Text shown:

[clang] [llvm] [InferAlignment] Propagate alignment between loads/stores of the same base pointer (PR #145733)

Thu Aug 7 08:27:48 PDT 2025

================
@@ -58,14 +58,55 @@ bool inferAlignment(Function &F, AssumptionCache &AC, DominatorTree &DT) {
   }
 
   // Compute alignment from known bits.
+  auto InferFromKnownBits = [&](Instruction &I, Value *PtrOp) {
+    KnownBits Known = computeKnownBits(PtrOp, DL, &AC, &I, &DT);
+    unsigned TrailZ =
+        std::min(Known.countMinTrailingZeros(), +Value::MaxAlignmentExponent);
+    return Align(1ull << std::min(Known.getBitWidth() - 1, TrailZ));
+  };
+
+  // Propagate alignment between loads and stores that originate from the
+  // same base pointer.
+  DenseMap<Value *, Align> BestBasePointerAligns;
+  auto InferFromBasePointer = [&](Value *PtrOp, Align LoadStoreAlign) {
+    APInt OffsetFromBase(DL.getIndexTypeSizeInBits(PtrOp->getType()), 0);
+    PtrOp = PtrOp->stripAndAccumulateConstantOffsets(DL, OffsetFromBase, true);
+    // Derive the base pointer alignment from the load/store alignment
+    // and the offset from the base pointer.
+    Align BasePointerAlign =
+        commonAlignment(LoadStoreAlign, OffsetFromBase.getLimitedValue());
+
+    auto [It, Inserted] =
+        BestBasePointerAligns.try_emplace(PtrOp, BasePointerAlign);
+    if (!Inserted) {
+      // If the stored base pointer alignment is better than the
+      // base pointer alignment we derived, we may be able to use it
+      // to improve the load/store alignment. If not, store the
+      // improved base pointer alignment for future iterations.
+      if (It->second > BasePointerAlign) {
+        Align BetterLoadStoreAlign =
+            commonAlignment(It->second, OffsetFromBase.getLimitedValue());
+        return BetterLoadStoreAlign;
+      }
+      It->second = BasePointerAlign;
+    }
+    return LoadStoreAlign;
+  };
+
   for (BasicBlock &BB : F) {
+    // We need to reset the map for each block because alignment information
----------------
dakersnar wrote:

Good call out, thank you for pointing that out! This tracks with my understanding of why a backwards propagation worked in the LSV but doesn't work here: the LSV analyzes within the scope of what it calls a "pseudo basic block", which is defined as follows:

```
  /// Runs the vectorizer on a "pseudo basic block", which is a range of
  /// instructions [Begin, End) within one BB all of which have
  /// isGuaranteedToTransferExecutionToSuccessor(I) == true.
```

Anyway, I can adjust the comment to call out your example. And just to confirm, the hypothetical dominator tree approach described in my comment would still be correct, right? 

https://github.com/llvm/llvm-project/pull/145733

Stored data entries
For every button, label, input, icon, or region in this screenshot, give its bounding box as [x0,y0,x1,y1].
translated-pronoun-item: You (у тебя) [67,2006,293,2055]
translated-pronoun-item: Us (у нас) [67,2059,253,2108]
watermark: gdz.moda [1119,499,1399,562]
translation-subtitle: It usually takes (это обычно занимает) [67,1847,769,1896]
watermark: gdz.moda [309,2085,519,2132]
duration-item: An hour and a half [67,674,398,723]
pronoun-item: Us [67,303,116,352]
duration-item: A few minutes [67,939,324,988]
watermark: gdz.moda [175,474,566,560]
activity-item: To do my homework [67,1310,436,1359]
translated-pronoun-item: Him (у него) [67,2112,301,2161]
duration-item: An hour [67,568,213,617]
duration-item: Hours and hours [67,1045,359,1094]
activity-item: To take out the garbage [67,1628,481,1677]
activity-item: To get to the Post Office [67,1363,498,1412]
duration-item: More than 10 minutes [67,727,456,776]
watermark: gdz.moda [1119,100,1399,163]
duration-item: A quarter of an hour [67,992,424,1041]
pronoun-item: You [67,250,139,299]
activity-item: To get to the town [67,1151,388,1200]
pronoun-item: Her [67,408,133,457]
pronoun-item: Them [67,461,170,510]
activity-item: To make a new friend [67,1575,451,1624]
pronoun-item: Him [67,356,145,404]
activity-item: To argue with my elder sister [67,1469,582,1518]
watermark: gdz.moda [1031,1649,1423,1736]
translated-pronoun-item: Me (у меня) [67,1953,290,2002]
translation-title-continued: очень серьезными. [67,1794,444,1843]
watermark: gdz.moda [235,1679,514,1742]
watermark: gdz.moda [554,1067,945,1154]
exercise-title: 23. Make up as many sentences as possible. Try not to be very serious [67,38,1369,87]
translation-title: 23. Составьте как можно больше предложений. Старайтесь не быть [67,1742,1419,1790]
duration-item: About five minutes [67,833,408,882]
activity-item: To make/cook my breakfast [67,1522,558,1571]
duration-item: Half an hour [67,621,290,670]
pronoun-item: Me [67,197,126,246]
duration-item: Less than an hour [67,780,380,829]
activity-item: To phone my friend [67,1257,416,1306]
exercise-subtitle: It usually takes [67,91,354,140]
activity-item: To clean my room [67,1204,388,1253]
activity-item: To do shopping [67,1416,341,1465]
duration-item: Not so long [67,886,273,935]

Exercise objective: From the code review thread, write out the passage that begins with the words "[clang] [llvm] [InferAlignment]" and ends with "from known bits.". These rows were taken from a separate source.

Answer space:
[clang] [llvm] [InferAlignment] Propagate alignment between loads/stores of the same base pointer (PR #145733)

Thu Aug 7 08:27:48 PDT 2025

================
@@ -58,14 +58,55 @@ bool inferAlignment(Function &F, AssumptionCache &AC, DominatorTree &DT) {
   }
 
   // Compute alignment from known bits.